WRITTEN REQUEST → From the entries below, list each line with "vous".

INPUT →
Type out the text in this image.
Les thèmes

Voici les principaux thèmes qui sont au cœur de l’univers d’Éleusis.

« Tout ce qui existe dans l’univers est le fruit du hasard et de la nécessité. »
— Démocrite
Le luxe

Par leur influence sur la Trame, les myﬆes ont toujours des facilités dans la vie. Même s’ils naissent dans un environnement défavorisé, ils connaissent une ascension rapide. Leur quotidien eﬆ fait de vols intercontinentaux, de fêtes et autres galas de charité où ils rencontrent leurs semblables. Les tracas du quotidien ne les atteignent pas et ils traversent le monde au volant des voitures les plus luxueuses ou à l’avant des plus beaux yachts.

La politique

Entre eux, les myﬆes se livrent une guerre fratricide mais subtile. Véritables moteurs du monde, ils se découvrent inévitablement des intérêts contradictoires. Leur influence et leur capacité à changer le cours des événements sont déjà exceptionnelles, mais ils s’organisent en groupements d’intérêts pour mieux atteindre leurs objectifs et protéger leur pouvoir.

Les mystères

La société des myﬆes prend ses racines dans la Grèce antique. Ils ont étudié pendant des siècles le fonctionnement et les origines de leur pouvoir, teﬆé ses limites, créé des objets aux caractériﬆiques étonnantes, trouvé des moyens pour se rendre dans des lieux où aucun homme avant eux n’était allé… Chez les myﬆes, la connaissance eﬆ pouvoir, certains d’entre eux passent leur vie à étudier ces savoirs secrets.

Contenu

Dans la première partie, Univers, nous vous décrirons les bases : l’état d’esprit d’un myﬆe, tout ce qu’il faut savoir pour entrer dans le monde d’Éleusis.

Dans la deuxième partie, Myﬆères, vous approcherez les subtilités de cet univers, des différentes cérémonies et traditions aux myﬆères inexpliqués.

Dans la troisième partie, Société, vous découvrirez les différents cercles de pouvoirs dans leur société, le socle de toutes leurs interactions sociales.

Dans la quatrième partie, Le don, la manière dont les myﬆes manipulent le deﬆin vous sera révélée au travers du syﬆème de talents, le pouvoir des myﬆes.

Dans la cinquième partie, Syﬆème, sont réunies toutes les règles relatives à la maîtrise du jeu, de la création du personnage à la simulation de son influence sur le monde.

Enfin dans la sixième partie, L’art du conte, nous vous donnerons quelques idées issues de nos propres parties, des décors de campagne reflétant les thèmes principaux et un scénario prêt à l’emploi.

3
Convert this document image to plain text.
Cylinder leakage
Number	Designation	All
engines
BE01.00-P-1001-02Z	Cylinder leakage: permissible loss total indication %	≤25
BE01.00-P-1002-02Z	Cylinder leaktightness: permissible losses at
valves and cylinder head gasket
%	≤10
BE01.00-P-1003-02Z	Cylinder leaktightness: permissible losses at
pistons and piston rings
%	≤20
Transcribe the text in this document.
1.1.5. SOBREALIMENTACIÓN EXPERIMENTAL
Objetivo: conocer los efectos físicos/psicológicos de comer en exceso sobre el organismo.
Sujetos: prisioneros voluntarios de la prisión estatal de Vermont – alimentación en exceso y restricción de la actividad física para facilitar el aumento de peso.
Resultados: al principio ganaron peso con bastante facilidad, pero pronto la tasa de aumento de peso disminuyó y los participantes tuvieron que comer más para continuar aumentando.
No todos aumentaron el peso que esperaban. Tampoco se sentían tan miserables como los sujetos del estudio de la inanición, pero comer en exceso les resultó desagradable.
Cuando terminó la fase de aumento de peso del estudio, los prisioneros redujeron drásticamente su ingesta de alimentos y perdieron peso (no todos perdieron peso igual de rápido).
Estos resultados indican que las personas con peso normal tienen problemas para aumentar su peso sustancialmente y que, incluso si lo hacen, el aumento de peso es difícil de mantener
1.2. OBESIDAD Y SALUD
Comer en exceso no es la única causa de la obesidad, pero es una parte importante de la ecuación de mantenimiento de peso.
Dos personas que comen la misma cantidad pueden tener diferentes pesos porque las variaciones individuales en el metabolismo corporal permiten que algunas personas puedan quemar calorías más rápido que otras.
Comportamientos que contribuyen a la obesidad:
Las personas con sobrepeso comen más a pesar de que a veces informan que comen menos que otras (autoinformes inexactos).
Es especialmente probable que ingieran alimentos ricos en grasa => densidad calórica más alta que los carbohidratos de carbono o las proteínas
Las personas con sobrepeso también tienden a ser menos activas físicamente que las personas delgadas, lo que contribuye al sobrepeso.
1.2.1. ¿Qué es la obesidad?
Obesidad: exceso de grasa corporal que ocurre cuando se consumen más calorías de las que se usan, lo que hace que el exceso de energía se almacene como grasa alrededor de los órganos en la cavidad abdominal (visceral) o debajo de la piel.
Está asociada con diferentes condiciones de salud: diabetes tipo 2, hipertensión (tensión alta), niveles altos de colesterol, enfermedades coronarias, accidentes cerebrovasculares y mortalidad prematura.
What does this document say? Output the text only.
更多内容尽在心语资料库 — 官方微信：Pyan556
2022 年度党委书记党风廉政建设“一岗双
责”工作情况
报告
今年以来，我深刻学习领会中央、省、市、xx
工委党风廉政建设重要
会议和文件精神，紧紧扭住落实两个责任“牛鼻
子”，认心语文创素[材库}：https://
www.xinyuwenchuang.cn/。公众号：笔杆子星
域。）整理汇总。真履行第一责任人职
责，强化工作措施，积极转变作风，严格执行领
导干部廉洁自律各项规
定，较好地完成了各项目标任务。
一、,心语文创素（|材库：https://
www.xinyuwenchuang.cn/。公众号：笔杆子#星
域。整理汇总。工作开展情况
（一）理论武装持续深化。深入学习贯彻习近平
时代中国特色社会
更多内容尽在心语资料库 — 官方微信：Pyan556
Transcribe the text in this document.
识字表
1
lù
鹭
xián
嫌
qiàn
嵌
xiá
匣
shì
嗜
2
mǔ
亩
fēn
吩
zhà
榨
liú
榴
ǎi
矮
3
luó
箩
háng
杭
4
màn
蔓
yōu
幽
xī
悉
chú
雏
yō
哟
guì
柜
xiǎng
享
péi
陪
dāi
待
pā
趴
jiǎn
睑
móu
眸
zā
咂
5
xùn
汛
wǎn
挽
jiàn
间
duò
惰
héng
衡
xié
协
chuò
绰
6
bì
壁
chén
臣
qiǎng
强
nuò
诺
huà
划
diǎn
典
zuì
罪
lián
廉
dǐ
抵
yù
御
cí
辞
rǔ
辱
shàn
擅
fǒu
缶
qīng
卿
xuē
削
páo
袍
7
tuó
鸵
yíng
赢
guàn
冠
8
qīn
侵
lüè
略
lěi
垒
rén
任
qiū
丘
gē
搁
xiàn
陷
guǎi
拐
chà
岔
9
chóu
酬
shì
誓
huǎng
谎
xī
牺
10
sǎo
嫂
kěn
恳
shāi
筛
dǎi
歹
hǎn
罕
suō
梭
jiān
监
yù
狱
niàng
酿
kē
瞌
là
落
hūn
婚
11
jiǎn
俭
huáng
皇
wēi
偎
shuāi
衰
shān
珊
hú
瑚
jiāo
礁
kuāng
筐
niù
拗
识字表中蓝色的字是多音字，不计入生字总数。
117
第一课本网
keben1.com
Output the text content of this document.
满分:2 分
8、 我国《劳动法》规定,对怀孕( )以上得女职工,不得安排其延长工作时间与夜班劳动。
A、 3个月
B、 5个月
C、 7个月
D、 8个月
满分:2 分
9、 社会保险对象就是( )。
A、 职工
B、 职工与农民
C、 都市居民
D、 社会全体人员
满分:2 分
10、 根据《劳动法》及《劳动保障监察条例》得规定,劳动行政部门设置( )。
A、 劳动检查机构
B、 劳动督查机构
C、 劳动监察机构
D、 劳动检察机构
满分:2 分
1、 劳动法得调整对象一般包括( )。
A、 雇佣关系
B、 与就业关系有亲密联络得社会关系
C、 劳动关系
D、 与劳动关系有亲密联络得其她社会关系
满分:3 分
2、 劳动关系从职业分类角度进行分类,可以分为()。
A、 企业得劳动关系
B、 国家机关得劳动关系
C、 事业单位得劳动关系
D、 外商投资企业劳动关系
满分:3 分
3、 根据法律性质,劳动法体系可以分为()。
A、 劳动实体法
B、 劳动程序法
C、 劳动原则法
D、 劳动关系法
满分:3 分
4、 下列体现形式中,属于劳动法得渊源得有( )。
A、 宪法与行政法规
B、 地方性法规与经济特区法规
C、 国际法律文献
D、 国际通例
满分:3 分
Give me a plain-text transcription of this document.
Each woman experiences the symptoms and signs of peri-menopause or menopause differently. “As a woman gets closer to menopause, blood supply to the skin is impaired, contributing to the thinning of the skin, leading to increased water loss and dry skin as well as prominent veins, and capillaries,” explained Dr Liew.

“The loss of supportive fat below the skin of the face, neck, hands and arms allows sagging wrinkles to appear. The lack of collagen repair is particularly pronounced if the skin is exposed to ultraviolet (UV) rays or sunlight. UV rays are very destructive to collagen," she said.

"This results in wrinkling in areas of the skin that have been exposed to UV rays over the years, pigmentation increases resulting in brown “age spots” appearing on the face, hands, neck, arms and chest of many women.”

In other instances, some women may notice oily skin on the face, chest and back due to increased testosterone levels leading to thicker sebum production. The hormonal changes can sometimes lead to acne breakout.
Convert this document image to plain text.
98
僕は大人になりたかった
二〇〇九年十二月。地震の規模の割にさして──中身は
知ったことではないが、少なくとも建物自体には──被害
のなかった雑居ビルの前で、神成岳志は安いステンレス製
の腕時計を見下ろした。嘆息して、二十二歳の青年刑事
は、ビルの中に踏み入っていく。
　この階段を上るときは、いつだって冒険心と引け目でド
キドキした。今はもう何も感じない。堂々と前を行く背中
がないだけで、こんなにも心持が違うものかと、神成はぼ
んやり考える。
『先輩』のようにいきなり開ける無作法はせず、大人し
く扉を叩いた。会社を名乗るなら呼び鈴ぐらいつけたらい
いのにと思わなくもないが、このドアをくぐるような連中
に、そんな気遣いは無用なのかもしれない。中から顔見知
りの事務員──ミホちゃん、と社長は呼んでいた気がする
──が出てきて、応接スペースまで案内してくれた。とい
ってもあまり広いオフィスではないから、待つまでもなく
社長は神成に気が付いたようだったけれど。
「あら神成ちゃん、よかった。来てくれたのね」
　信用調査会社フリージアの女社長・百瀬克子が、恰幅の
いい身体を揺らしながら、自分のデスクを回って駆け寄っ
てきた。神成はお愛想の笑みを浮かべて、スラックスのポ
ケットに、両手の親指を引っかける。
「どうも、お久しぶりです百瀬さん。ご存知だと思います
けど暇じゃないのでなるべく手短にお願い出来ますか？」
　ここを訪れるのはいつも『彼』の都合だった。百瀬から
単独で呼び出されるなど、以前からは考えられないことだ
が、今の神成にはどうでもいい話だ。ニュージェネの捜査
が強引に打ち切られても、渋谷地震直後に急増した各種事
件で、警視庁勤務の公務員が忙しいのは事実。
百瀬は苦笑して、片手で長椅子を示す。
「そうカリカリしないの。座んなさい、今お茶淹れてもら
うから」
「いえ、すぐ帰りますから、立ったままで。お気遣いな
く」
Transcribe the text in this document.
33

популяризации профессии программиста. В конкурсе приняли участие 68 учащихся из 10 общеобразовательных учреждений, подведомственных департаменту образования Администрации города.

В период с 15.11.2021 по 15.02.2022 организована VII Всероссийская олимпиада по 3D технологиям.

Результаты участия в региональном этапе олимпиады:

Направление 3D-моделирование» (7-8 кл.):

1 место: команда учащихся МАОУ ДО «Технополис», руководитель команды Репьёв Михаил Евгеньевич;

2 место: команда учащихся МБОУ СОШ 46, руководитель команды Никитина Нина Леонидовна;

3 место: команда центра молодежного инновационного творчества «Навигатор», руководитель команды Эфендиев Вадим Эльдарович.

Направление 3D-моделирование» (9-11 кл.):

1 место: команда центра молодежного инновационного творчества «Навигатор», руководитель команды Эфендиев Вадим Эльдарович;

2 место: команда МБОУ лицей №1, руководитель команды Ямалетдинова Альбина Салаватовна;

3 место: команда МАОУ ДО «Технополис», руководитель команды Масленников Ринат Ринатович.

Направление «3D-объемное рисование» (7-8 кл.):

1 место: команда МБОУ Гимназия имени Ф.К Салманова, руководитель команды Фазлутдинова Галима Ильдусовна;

ANSWER TO THE PROBLEM →
Dans la première partie, Univers, nous vous décrirons les bases : l’état d’esprit d’un myﬆe, tout ce qu’il faut savoir pour entrer dans le monde d’Éleusis.
Dans la deuxième partie, Myﬆères, vous approcherez les subtilités de cet univers, des différentes cérémonies et traditions aux myﬆères inexpliqués.
Dans la troisième partie, Société, vous découvrirez les différents cercles de pouvoirs dans leur société, le socle de toutes leurs interactions sociales.
Dans la quatrième partie, Le don, la manière dont les myﬆes manipulent le deﬆin vous sera révélée au travers du syﬆème de talents, le pouvoir des myﬆes.
Enfin dans la sixième partie, L’art du conte, nous vous donnerons quelques idées issues de nos propres parties, des décors de campagne reflétant les thèmes principaux et un scénario prêt à l’emploi.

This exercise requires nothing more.